Requirement: Repeat everything in the material exactly.

Extracted records:

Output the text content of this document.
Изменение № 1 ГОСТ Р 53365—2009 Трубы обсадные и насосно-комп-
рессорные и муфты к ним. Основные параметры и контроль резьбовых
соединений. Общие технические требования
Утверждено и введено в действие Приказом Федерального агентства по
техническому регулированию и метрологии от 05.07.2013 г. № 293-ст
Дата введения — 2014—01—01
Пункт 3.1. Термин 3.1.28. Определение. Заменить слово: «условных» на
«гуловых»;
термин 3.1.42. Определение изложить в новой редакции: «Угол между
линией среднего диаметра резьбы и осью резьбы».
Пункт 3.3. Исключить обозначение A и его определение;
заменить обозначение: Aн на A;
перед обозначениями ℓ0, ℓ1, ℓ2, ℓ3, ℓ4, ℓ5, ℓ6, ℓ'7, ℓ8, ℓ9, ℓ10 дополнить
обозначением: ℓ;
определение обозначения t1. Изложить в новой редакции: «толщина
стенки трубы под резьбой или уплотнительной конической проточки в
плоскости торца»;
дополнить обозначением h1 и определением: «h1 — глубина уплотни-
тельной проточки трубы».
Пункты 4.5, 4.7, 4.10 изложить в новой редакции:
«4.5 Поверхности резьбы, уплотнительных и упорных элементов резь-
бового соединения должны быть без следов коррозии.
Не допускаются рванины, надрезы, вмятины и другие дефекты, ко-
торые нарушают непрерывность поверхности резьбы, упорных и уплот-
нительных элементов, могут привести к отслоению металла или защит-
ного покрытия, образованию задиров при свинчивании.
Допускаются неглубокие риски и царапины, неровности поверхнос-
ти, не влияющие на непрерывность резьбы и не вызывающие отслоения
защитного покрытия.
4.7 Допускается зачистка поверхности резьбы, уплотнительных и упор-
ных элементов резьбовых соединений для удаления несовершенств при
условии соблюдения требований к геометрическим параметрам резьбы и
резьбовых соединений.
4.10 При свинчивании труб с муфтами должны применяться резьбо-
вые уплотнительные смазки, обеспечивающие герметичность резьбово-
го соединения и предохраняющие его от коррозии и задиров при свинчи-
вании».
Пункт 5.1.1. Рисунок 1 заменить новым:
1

Response:
Output the text content of this document.
Изменение № 1 ГОСТ Р 53365—2009 Трубы обсадные и насосно-комп-
рессорные и муфты к ним. Основные параметры и контроль резьбовых
соединений. Общие технические требования
Утверждено и введено в действие Приказом Федерального агентства по
техническому регулированию и метрологии от 05.07.2013 г. № 293-ст
Дата введения — 2014—01—01
Пункт 3.1. Термин 3.1.28. Определение. Заменить слово: «условных» на
«гуловых»;
термин 3.1.42. Определение изложить в новой редакции: «Угол между
линией среднего диаметра резьбы и осью резьбы».
Пункт 3.3. Исключить обозначение A и его определение;
заменить обозначение: Aн на A;
перед обозначениями ℓ0, ℓ1, ℓ2, ℓ3, ℓ4, ℓ5, ℓ6, ℓ'7, ℓ8, ℓ9, ℓ10 дополнить
обозначением: ℓ;
определение обозначения t1. Изложить в новой редакции: «толщина
стенки трубы под резьбой или уплотнительной конической проточки в
плоскости торца»;
дополнить обозначением h1 и определением: «h1 — глубина уплотни-
тельной проточки трубы».
Пункты 4.5, 4.7, 4.10 изложить в новой редакции:
«4.5 Поверхности резьбы, уплотнительных и упорных элементов резь-
бового соединения должны быть без следов коррозии.
Не допускаются рванины, надрезы, вмятины и другие дефекты, ко-
торые нарушают непрерывность поверхности резьбы, упорных и уплот-
нительных элементов, могут привести к отслоению металла или защит-
ного покрытия, образованию задиров при свинчивании.
Допускаются неглубокие риски и царапины, неровности поверхнос-
ти, не влияющие на непрерывность резьбы и не вызывающие отслоения
защитного покрытия.
4.7 Допускается зачистка поверхности резьбы, уплотнительных и упор-
ных элементов резьбовых соединений для удаления несовершенств при
условии соблюдения требований к геометрическим параметрам резьбы и
резьбовых соединений.
4.10 При свинчивании труб с муфтами должны применяться резьбо-
вые уплотнительные смазки, обеспечивающие герметичность резьбово-
го соединения и предохраняющие его от коррозии и задиров при свинчи-
вании».
Пункт 5.1.1. Рисунок 1 заменить новым:
1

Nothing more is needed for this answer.